» **What you will do**:
- a) Answer these from the Dishonored article, one answer per line, marked the same way:
(i) In what month did the writer publish the earlier piece involving Skyrim?
(ii) Which two cities did Arkane take inspiration from?
(iii) What is the fictional city-state in the game called?
- b) Carry on the Dishonored article from its final sentence, keeping the writer's voice and subject.

» **Supplied passage**:
○ ○ ○ ○
Dishonored Inside and Out

Way back in the dusty annals of time (April this year), I wrote a lit­tle arti­cle involv­ing Skyrim and national iden­tity. It’s not bad, if I say so myself, and worth a read if you missed it the first time round. Feel free to check it out now, it’ll prob­a­bly make a good basis for what I’m going to write here.

I want to approach a sim­i­lar topic in this arti­cle, though from a slightly dif­fer­ent angle. Dishonored’s been out for a lit­tle while now, and man­aged to strike a few inter­est­ing chords for those who’ve played and writ­ten about it, but the note that seems to be ring­ing longest and loud­est is the pre­sen­ta­tion of the game’s world, which will be men­tioned in one way or another in just about any­thing you read. For some folks the fic­tional city-state of Dunwall is the real star of Dishonored, and it’s clear to even the less enthu­si­as­tic crit­ics that Arkane Studios have gone to a great deal of effort to make their set­ting as atmos­pheric and involv­ing as pos­si­ble. Dunwall is a unique and cohe­sive work of design, punc­tu­ated with inspi­ra­tional moments of sav­age beauty, as intim­i­dat­ing as it is impres­sive. Somewhat infa­mously, Arkane took inspi­ra­tion from London and Edinburgh in cre­at­ing Dunwall. As some­one who vis­its both cities at least once a year, I can guar­an­tee to read­ers from fur­ther afield that the devel­op­ment team’s eye for archi­tec­tural and geo­graph­i­cal nuance is spot on. Dunwall feels just right.
○ ○ ○ ○
» **Recorded information**:
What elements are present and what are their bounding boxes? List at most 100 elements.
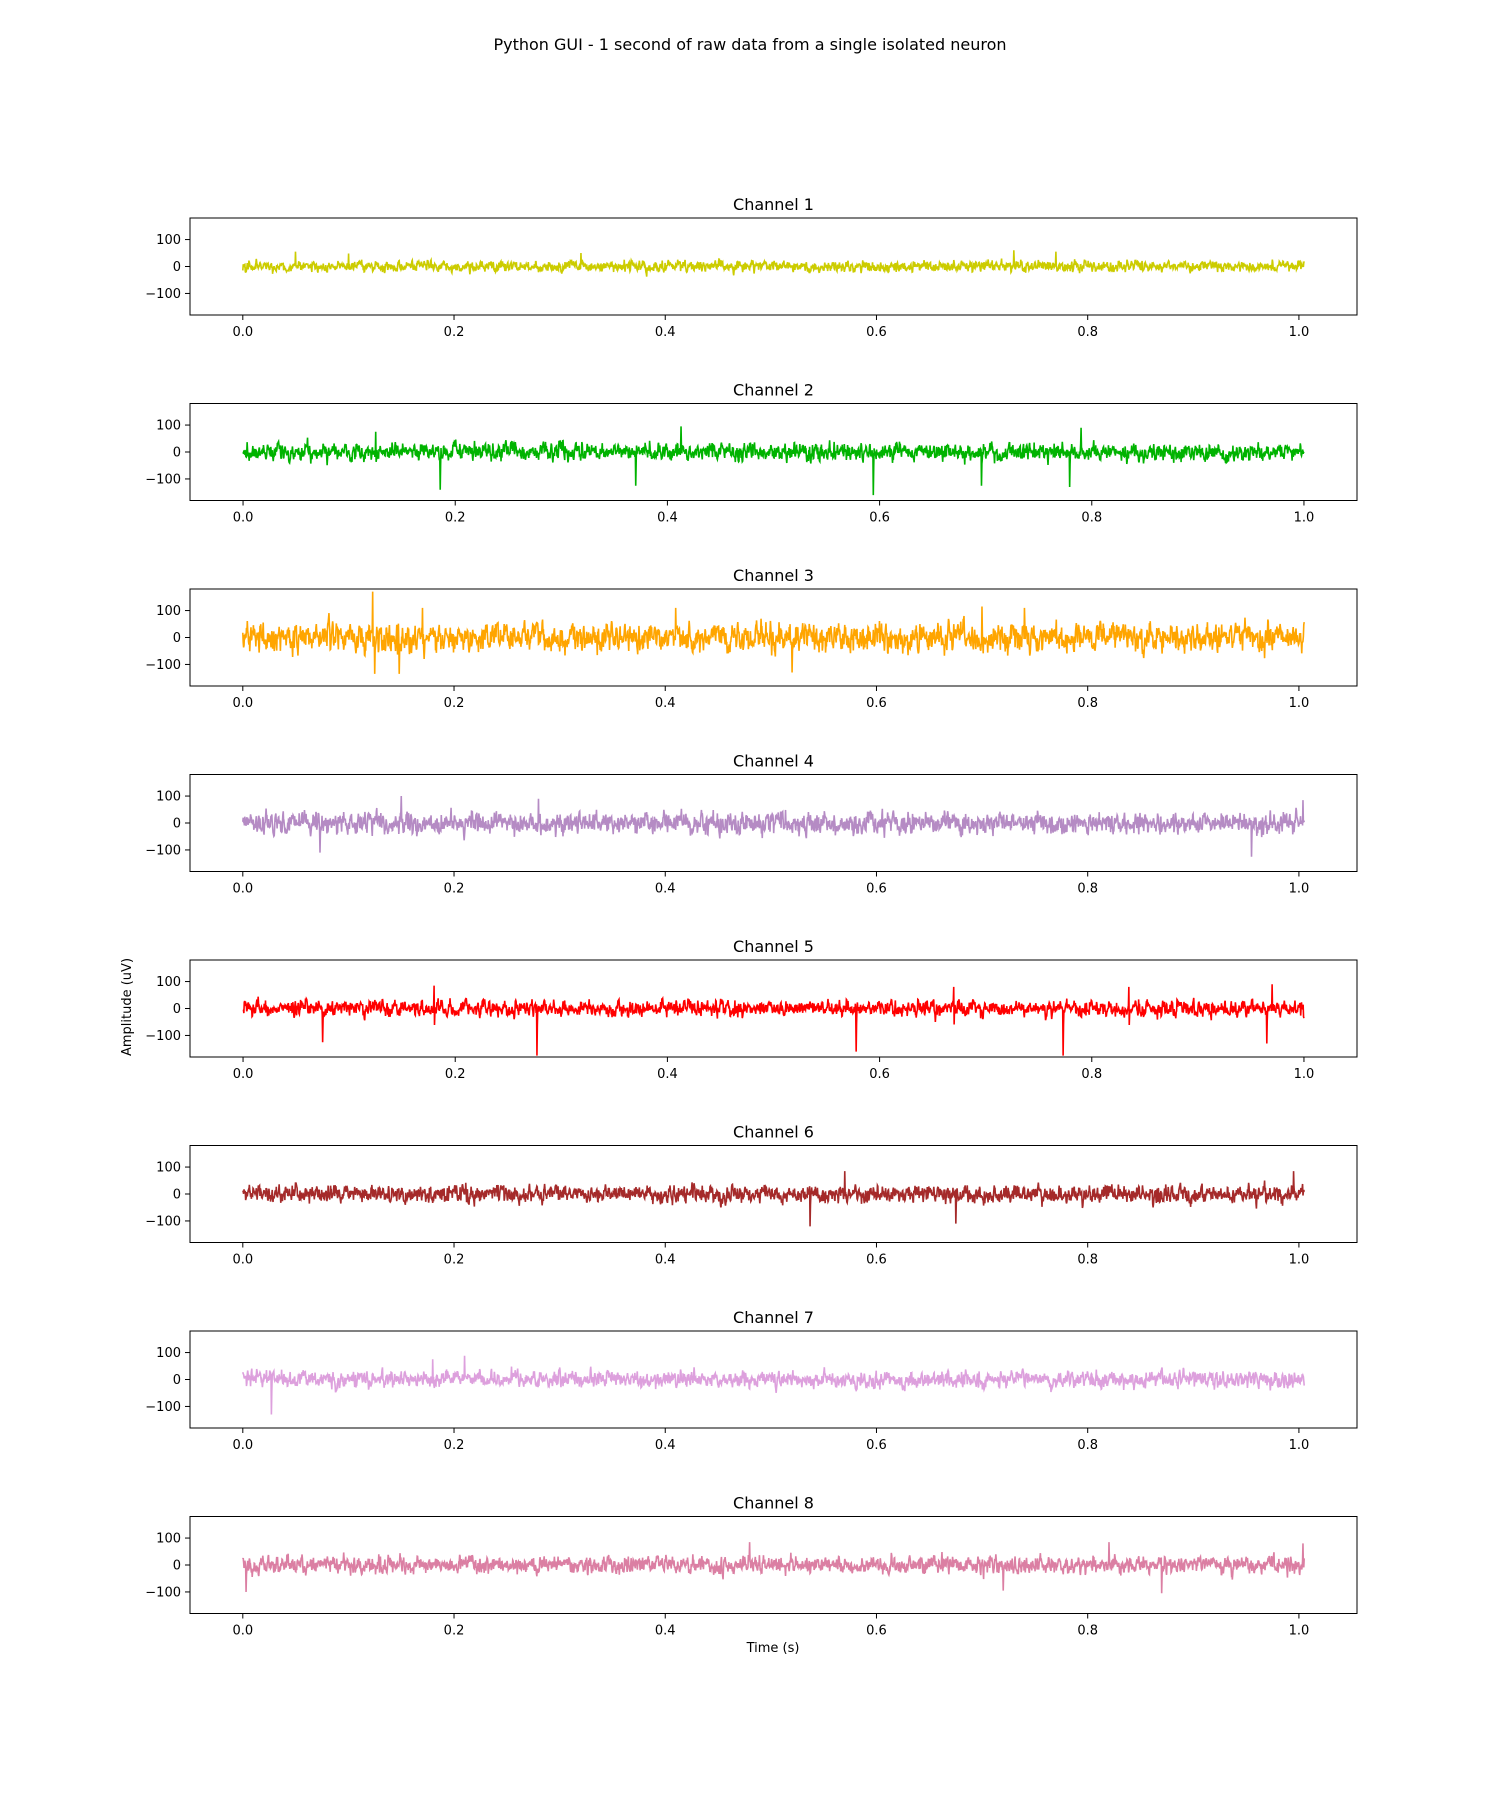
○ ○ ○ ○
» **Task results**:
- a)
(i) April
(ii) London and Edinburgh
(iii) Dunwall

- b)
But invent­ing a mean­ing­ful vir­tual place isn’t all about get­ting your back­grounds accu­rate. I want to explore some of the ways Arkane have, in some cases per­haps inad­ver­tently, cre­ated a con­vinc­ing and rec­og­niz­able rep­re­sen­ta­tion of a nation. Hell, you never know, in doing so we might just real­ize some­thing about the way nations are for­mu­lated in real­ity.

External Opposition 

One of the most fun­da­men­tal ways we estab­lish and per­pet­u­ate our ideas about who we are is by defin­ing who we are not. By stretch­ing a dis­tance between ‘us’ and ‘them,’ we try to cement just what con­sti­tutes ‘us’, and, there­fore, ‘me’. On the scale of nation­al­ity, (as opposed to, say, music taste or sex­u­al­ity) a coun­try can be seen to con­stantly look out­wards for the exter­nal oppo­si­tions which delin­eate the bor­ders of inside and out­side. When I tell you I’m English, what I’m also say­ing is that I’m not French, Dutch, Canadian, Korean. Only in ref­er­ence to those things which are not-it can a nation exist, because with­out some­thing to be dis­tinct from it becomes mean­ing­less.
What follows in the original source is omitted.